Write out the entries, please, from the line containing "Parse this screenshot: output" through their final line, exactly and with nothing else.

(Lines of data)
-.-.-
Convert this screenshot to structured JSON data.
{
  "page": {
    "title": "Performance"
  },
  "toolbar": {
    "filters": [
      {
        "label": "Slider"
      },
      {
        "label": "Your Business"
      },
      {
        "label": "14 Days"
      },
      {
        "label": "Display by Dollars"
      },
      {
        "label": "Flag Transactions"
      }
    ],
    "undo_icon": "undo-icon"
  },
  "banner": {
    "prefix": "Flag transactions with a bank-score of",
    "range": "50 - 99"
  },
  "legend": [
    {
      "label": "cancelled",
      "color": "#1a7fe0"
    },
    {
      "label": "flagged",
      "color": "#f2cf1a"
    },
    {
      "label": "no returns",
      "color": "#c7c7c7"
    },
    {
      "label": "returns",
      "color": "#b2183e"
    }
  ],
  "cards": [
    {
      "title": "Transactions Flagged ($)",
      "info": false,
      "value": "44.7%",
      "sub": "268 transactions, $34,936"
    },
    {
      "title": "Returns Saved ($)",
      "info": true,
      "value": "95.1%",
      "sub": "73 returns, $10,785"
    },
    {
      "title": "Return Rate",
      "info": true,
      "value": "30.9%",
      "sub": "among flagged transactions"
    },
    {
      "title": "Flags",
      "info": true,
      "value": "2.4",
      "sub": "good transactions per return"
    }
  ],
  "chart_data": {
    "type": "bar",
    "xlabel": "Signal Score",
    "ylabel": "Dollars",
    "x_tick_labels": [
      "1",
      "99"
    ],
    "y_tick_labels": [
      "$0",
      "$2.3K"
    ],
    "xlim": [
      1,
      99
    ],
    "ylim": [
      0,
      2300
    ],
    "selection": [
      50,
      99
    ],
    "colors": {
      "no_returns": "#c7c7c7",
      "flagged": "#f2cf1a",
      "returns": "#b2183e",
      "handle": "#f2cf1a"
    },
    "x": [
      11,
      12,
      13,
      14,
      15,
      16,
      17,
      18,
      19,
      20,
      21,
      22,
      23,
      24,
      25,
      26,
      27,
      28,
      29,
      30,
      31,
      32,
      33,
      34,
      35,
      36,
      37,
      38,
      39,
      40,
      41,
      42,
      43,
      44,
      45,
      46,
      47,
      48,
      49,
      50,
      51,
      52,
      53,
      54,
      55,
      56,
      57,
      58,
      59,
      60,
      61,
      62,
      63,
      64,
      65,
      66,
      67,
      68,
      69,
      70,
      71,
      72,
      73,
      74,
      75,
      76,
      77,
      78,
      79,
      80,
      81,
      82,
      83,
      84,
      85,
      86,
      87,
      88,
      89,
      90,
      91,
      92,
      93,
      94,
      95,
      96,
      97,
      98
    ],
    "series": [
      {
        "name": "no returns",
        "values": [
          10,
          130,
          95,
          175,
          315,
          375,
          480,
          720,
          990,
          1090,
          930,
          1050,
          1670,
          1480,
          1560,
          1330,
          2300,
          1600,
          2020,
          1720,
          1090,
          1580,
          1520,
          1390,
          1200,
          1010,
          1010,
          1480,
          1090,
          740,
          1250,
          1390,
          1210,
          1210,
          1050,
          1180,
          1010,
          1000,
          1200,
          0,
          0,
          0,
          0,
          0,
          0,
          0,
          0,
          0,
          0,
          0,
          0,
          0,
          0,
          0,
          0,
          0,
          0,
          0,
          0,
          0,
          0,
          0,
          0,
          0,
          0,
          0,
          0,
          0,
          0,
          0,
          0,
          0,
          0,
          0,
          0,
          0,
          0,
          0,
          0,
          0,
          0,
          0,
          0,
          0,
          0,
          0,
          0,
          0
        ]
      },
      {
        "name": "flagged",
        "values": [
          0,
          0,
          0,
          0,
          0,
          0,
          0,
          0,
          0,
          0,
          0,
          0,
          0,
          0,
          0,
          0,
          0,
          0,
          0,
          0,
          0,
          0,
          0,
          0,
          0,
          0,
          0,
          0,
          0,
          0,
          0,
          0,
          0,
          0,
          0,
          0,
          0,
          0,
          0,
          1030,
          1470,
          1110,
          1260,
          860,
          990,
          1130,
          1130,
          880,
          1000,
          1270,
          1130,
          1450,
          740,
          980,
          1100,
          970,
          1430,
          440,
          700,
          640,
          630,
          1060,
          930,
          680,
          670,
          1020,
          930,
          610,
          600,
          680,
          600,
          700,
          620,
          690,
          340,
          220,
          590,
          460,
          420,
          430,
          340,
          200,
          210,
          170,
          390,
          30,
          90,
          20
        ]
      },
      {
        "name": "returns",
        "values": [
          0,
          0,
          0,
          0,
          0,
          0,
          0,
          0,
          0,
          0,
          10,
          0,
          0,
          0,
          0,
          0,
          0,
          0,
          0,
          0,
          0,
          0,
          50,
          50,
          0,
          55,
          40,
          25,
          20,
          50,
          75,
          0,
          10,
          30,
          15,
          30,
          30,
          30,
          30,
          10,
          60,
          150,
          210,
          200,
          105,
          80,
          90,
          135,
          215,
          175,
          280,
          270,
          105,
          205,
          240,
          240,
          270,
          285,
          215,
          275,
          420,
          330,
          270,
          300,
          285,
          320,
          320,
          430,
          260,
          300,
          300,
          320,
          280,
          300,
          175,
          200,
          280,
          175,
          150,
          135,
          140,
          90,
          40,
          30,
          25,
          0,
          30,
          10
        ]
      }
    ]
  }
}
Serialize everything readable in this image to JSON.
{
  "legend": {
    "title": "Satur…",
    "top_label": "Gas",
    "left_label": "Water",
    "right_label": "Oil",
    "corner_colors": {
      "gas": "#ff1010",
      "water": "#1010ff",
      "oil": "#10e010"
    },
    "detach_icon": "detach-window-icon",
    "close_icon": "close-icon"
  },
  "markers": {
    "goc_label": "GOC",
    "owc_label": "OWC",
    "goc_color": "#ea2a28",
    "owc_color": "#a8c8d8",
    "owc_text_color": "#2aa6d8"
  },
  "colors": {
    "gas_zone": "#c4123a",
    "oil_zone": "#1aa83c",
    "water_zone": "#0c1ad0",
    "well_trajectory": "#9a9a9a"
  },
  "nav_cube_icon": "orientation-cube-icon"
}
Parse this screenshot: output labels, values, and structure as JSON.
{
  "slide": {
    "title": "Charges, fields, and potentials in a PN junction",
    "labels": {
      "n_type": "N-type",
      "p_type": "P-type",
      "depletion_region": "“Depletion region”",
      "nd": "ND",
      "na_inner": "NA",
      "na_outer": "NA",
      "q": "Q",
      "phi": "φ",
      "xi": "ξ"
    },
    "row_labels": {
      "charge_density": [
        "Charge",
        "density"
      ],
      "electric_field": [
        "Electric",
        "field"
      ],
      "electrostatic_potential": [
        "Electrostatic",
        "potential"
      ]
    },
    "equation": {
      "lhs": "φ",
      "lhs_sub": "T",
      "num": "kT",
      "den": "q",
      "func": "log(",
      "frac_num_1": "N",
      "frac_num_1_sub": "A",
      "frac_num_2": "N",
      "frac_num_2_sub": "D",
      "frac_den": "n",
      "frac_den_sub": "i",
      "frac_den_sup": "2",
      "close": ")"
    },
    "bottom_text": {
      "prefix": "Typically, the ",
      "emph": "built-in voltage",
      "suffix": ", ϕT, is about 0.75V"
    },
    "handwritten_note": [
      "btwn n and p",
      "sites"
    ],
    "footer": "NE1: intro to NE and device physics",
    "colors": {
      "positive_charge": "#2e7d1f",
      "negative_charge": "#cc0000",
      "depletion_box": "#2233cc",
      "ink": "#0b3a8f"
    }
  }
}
-.-.-
→ **FINAL ANSWER**
Parse this screenshot: output labels, values, and structure as JSON.
{
  "slide": {
    "title": "Charges, fields, and potentials in a PN junction",
    "labels": {
      "n_type": "N-type",
      "p_type": "P-type",
      "depletion_region": "“Depletion region”",
      "nd": "ND",
      "na_inner": "NA",
      "na_outer": "NA",
      "q": "Q",
      "phi": "φ",
      "xi": "ξ"
    },
    "row_labels": {
      "charge_density": [
        "Charge",
        "density"
      ],
      "electric_field": [
        "Electric",
        "field"
      ],
      "electrostatic_potential": [
        "Electrostatic",
        "potential"
      ]
    },
    "equation": {
      "lhs": "φ",
      "lhs_sub": "T",
      "num": "kT",
      "den": "q",
      "func": "log(",
      "frac_num_1": "N",
      "frac_num_1_sub": "A",
      "frac_num_2": "N",
      "frac_num_2_sub": "D",
      "frac_den": "n",
      "frac_den_sub": "i",
      "frac_den_sup": "2",
      "close": ")"
    },
    "bottom_text": {
      "prefix": "Typically, the ",
      "emph": "built-in voltage",
      "suffix": ", ϕT, is about 0.75V"
    },
    "handwritten_note": [
      "btwn n and p",
      "sites"
    ],
    "footer": "NE1: intro to NE and device physics",
    "colors": {
      "positive_charge": "#2e7d1f",
      "negative_charge": "#cc0000",
      "depletion_box": "#2233cc",
      "ink": "#0b3a8f"
    }
  }
}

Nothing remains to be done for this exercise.